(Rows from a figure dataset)
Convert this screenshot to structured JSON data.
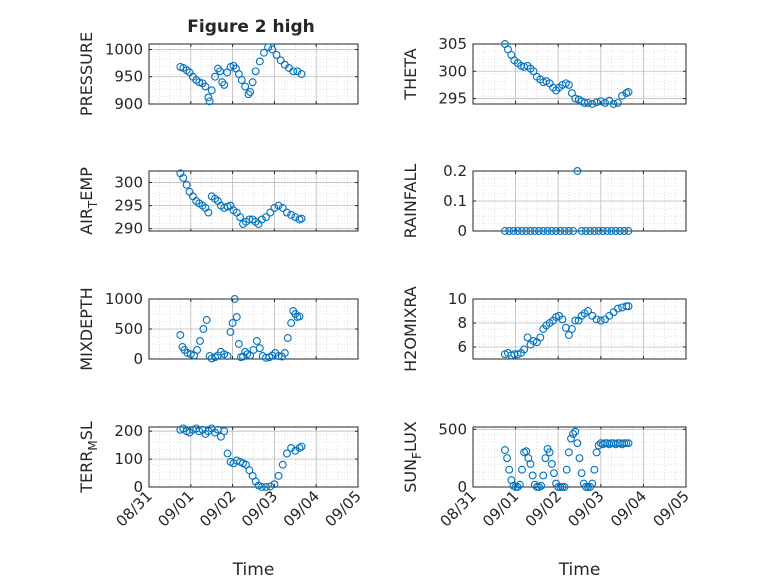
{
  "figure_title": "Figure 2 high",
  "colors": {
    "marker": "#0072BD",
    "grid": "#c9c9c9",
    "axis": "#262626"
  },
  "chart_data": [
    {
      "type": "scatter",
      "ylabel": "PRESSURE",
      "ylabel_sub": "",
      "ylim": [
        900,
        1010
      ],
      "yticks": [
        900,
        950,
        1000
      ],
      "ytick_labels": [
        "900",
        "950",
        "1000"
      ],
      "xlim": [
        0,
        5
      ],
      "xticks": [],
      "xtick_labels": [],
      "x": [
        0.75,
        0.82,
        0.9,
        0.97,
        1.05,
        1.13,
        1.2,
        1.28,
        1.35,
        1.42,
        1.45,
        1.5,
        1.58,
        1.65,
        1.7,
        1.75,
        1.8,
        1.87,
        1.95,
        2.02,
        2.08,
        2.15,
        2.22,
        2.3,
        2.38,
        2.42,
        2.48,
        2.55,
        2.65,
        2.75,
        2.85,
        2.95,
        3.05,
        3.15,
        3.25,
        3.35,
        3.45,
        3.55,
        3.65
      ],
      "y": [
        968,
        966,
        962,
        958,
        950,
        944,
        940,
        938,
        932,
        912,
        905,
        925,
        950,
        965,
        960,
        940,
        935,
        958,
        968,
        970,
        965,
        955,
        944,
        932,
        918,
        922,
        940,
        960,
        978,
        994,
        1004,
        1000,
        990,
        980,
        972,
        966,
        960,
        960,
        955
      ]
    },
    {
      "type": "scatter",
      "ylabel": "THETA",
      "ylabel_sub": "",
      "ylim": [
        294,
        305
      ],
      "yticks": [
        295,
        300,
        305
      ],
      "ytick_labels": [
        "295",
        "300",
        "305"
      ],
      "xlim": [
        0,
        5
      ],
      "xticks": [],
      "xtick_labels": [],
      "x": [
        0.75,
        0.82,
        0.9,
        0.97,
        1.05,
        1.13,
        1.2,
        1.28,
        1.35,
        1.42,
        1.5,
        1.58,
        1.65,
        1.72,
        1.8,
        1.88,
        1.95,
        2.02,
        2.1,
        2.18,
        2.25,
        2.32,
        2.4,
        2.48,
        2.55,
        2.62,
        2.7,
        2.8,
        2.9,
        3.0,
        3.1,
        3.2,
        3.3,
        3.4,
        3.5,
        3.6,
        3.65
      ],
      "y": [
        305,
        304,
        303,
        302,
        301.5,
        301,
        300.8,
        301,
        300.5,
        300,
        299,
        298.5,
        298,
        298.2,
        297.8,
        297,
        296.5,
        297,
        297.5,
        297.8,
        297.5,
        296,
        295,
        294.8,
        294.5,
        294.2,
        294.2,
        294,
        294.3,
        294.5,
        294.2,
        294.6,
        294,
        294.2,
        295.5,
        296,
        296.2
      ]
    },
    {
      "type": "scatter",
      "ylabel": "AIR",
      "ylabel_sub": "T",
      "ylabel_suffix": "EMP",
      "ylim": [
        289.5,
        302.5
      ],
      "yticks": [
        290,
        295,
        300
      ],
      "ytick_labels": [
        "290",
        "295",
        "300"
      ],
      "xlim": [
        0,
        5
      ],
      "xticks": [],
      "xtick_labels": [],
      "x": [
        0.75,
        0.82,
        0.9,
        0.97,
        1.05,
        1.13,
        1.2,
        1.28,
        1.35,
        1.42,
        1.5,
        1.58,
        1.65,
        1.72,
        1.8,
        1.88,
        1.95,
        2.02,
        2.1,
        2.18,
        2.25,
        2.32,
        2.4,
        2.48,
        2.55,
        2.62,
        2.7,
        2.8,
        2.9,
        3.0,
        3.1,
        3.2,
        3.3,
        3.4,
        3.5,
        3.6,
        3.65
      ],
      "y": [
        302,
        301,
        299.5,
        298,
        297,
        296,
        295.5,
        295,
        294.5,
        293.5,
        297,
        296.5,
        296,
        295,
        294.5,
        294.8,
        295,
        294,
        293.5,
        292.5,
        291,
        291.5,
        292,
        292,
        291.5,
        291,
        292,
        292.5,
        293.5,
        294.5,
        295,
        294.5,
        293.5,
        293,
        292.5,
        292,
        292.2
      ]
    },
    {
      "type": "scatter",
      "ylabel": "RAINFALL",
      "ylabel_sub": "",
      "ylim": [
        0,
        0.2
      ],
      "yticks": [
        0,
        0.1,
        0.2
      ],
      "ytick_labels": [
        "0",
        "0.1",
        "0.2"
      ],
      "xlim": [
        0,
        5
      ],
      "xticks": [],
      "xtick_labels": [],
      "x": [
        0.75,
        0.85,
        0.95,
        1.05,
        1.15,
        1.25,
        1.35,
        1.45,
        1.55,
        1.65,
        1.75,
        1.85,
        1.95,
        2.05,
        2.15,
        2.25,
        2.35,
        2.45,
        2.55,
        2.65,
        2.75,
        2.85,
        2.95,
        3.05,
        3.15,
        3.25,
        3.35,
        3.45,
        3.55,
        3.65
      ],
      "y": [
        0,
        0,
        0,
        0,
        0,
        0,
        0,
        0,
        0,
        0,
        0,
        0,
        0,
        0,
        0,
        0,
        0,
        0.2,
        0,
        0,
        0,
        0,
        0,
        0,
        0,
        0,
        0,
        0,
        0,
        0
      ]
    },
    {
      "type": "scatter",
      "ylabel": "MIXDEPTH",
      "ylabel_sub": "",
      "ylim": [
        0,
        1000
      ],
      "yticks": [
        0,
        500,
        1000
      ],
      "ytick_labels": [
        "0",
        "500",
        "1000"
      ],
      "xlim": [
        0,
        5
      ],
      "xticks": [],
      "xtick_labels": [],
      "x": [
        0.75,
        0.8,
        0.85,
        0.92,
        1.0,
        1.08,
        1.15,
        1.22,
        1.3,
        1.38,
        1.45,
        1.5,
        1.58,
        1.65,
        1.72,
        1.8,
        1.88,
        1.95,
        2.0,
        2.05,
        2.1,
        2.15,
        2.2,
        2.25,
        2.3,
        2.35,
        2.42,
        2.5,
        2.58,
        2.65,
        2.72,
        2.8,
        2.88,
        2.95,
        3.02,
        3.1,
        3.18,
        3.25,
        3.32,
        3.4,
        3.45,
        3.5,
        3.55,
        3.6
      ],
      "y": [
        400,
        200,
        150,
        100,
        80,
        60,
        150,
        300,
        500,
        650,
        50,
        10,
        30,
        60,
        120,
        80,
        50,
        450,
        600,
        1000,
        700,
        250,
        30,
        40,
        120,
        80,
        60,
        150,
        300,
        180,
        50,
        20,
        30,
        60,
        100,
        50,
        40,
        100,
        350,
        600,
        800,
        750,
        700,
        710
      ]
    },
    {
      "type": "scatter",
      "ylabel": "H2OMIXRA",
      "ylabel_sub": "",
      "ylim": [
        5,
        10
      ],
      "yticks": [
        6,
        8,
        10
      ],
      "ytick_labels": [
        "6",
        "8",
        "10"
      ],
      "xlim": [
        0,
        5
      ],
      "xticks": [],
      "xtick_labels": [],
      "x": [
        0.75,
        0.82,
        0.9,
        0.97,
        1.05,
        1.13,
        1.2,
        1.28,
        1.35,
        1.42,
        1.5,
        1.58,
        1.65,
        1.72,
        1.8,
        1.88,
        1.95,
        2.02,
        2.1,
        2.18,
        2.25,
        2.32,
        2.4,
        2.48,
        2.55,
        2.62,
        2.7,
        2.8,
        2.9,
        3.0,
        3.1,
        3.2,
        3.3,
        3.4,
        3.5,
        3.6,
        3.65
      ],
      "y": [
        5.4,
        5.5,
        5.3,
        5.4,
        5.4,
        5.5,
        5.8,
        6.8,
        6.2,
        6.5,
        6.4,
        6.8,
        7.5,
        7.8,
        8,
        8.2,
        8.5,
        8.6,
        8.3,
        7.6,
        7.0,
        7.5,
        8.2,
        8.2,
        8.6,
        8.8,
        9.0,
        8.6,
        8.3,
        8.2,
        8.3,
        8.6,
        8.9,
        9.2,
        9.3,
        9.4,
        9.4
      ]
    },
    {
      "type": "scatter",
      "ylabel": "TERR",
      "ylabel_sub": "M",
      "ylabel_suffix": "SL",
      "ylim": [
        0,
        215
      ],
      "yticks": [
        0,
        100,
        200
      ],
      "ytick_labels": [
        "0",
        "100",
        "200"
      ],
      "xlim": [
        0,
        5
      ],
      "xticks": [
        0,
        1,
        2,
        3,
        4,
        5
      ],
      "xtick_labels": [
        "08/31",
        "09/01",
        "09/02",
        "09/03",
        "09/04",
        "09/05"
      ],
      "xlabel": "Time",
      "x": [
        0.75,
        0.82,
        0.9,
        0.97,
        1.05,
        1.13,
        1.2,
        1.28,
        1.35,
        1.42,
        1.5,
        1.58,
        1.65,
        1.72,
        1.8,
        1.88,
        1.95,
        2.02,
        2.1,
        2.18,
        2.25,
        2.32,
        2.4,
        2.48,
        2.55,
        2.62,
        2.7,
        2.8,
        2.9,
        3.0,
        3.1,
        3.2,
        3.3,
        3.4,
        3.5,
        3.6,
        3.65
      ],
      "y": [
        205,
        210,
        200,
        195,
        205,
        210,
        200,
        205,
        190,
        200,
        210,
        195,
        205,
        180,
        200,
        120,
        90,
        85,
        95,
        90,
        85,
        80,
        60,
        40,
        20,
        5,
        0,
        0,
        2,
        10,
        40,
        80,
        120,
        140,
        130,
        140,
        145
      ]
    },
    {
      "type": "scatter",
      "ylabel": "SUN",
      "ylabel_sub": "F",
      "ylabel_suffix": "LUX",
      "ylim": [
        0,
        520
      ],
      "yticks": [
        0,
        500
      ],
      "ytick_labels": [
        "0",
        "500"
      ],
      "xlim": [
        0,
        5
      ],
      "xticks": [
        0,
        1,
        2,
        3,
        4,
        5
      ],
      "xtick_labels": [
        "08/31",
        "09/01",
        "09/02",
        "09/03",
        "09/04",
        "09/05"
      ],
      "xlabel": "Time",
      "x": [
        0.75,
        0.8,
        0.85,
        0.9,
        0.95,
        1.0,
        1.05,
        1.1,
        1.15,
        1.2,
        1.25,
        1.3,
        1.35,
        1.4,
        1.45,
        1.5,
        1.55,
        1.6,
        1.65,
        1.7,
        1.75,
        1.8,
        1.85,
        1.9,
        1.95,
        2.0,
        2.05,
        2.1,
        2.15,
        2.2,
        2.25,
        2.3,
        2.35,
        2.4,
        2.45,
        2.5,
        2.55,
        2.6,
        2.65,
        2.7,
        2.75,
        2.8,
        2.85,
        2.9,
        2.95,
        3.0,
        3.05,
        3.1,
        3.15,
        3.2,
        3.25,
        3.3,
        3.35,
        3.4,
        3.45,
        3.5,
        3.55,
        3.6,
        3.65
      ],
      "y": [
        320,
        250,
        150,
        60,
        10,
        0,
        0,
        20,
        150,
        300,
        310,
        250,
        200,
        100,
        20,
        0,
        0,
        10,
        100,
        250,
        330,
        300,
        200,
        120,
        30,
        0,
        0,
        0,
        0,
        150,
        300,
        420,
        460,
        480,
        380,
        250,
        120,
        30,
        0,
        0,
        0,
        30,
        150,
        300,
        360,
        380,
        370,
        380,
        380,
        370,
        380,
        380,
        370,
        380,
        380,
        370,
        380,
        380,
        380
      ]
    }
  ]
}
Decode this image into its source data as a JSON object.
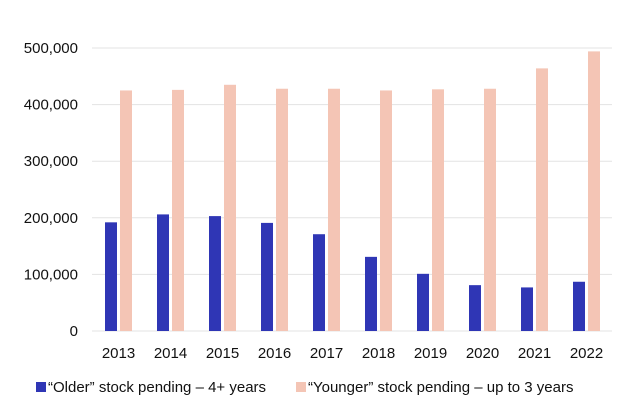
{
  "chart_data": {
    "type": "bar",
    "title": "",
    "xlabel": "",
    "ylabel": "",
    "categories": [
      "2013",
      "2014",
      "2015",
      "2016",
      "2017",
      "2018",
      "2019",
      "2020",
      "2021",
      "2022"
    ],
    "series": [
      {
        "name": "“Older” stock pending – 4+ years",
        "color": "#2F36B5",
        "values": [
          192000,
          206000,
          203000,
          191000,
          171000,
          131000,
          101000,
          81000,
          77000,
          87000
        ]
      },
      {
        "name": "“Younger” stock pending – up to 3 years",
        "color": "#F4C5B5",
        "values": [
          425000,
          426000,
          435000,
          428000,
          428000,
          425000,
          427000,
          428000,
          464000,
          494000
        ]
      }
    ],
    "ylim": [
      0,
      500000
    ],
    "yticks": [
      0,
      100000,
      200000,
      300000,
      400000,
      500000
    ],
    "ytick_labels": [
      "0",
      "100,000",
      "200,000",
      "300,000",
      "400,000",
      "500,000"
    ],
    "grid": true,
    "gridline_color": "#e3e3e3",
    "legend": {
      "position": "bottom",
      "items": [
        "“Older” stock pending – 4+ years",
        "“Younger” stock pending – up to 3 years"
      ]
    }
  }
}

# Given problem
Take the line containing "Decode this image" and all lines after it to the end of the data above, and reproduce them exactly, leaving out pictures. Nothing else belongs in the copy.

# Written response
Decode this image into its source data as a JSON object.
{
  "chart_data": {
    "type": "bar",
    "title": "",
    "xlabel": "",
    "ylabel": "",
    "categories": [
      "2013",
      "2014",
      "2015",
      "2016",
      "2017",
      "2018",
      "2019",
      "2020",
      "2021",
      "2022"
    ],
    "series": [
      {
        "name": "“Older” stock pending – 4+ years",
        "color": "#2F36B5",
        "values": [
          192000,
          206000,
          203000,
          191000,
          171000,
          131000,
          101000,
          81000,
          77000,
          87000
        ]
      },
      {
        "name": "“Younger” stock pending – up to 3 years",
        "color": "#F4C5B5",
        "values": [
          425000,
          426000,
          435000,
          428000,
          428000,
          425000,
          427000,
          428000,
          464000,
          494000
        ]
      }
    ],
    "ylim": [
      0,
      500000
    ],
    "yticks": [
      0,
      100000,
      200000,
      300000,
      400000,
      500000
    ],
    "ytick_labels": [
      "0",
      "100,000",
      "200,000",
      "300,000",
      "400,000",
      "500,000"
    ],
    "grid": true,
    "gridline_color": "#e3e3e3",
    "legend": {
      "position": "bottom",
      "items": [
        "“Older” stock pending – 4+ years",
        "“Younger” stock pending – up to 3 years"
      ]
    }
  }
}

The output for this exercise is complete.